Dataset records

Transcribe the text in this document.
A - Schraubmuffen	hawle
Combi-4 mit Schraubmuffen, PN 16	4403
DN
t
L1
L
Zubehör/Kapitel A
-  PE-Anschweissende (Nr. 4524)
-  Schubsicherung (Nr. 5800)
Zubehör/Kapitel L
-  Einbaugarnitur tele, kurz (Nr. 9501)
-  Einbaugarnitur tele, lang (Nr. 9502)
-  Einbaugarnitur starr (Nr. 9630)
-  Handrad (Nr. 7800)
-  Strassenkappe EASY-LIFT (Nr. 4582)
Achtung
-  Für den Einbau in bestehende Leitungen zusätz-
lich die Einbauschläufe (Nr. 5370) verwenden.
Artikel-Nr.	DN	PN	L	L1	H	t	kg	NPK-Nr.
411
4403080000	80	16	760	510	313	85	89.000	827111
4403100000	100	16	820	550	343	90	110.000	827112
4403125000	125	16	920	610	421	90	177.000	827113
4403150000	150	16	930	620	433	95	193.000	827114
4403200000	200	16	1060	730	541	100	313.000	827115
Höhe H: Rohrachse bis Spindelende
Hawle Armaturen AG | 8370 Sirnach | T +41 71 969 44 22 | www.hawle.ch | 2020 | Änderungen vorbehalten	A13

==

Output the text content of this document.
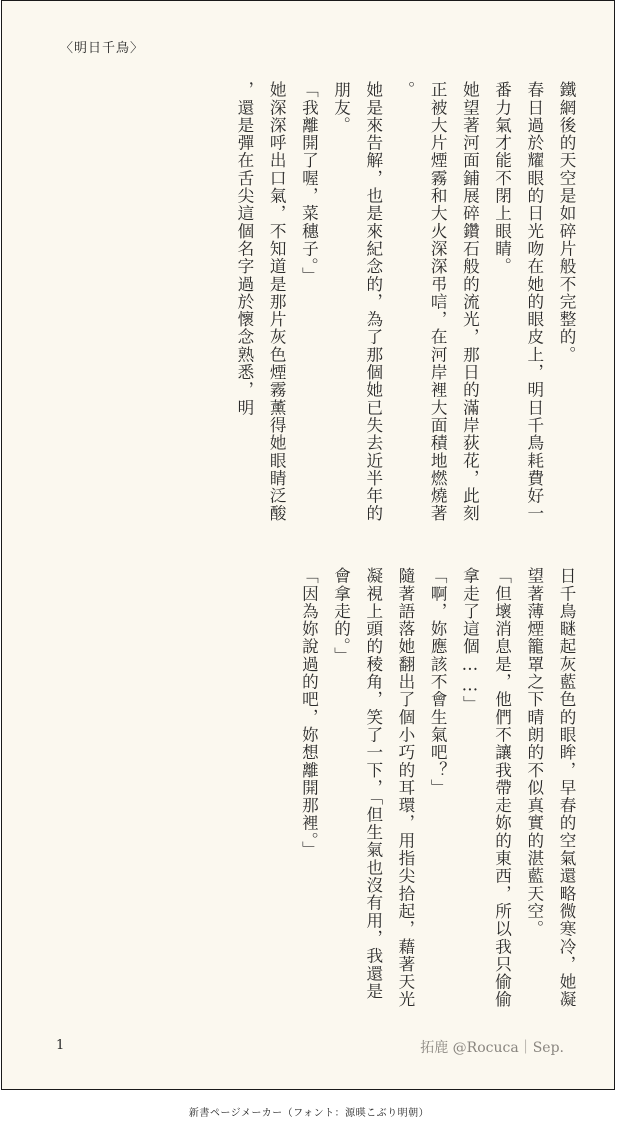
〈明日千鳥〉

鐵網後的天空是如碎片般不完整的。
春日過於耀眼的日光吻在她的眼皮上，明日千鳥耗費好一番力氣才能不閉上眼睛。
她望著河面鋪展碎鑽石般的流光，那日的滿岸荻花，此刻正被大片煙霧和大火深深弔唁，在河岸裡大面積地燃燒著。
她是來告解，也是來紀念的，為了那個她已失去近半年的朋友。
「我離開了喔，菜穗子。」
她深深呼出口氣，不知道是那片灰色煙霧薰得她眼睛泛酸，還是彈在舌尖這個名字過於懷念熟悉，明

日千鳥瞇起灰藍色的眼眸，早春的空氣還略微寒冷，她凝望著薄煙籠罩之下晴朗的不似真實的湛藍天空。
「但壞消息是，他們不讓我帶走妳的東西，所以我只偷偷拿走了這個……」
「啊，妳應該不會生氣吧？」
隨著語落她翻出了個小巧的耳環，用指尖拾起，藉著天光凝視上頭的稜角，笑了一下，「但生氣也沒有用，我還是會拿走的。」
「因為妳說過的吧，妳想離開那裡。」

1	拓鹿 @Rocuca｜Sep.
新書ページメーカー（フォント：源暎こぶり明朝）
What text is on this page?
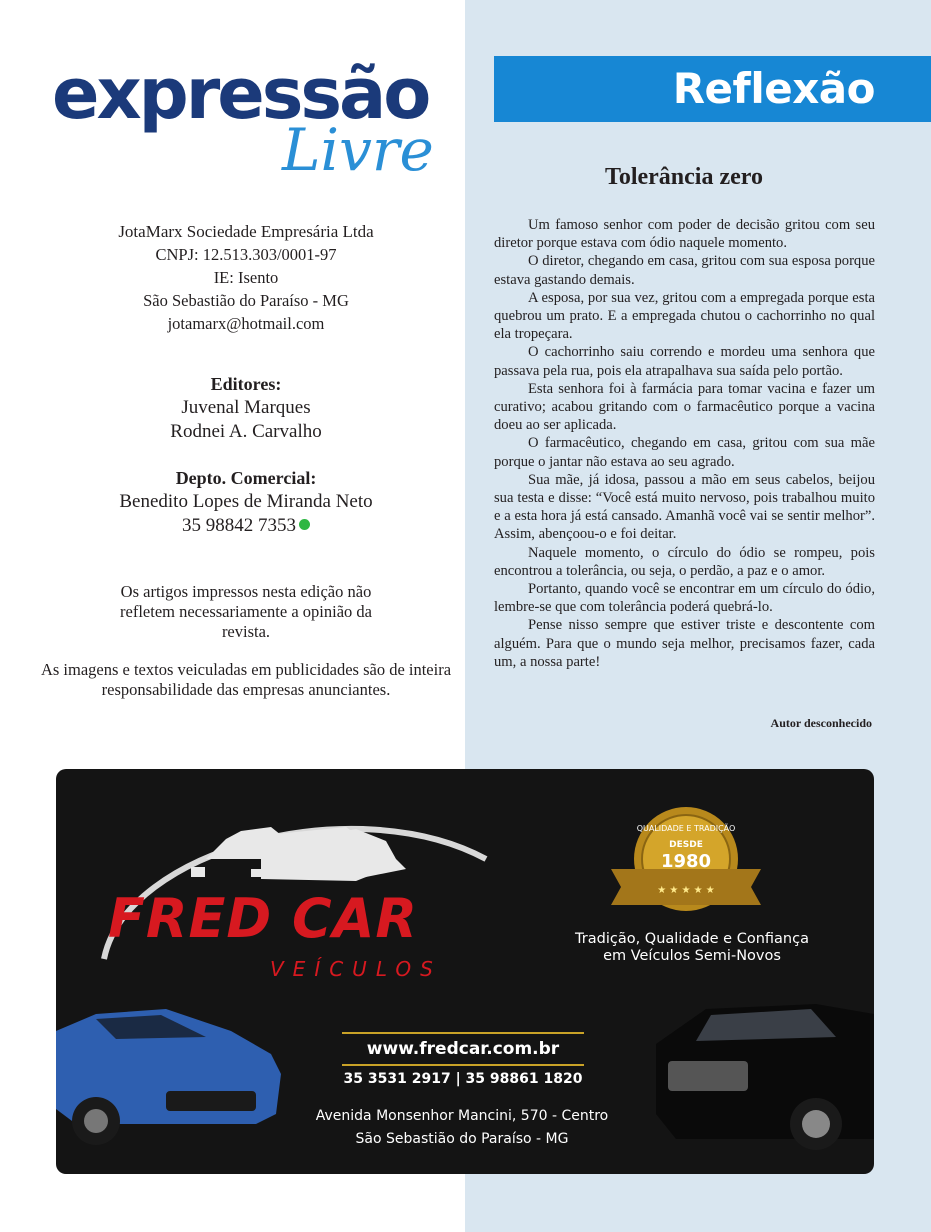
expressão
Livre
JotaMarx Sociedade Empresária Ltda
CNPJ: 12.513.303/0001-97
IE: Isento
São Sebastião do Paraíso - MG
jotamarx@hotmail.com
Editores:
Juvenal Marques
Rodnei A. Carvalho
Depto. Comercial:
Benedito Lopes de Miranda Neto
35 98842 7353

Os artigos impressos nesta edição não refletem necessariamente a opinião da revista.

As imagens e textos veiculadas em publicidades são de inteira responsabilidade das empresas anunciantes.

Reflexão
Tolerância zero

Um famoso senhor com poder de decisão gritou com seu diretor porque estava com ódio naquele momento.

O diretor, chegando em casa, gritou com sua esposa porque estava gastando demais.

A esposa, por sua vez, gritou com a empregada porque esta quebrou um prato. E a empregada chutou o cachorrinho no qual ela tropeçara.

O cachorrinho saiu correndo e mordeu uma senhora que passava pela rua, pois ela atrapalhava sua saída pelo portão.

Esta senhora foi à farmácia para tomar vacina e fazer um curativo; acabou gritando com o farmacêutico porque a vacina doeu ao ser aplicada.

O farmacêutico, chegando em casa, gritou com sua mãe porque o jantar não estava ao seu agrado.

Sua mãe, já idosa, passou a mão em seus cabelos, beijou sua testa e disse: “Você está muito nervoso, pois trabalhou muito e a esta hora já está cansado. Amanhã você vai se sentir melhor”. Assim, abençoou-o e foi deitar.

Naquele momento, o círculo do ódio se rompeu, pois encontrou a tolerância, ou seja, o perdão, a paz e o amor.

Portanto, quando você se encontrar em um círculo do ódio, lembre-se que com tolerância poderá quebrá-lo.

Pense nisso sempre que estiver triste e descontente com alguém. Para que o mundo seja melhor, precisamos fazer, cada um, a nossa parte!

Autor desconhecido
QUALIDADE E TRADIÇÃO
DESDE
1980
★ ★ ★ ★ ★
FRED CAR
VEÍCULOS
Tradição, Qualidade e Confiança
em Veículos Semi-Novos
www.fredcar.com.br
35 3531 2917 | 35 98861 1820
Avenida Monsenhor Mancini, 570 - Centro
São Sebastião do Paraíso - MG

- [TASK OBJECTIVE]: Only the number is wanted: how many lines in the entries above contain the string "fazer"?

- [COMPLETED TASK]: 2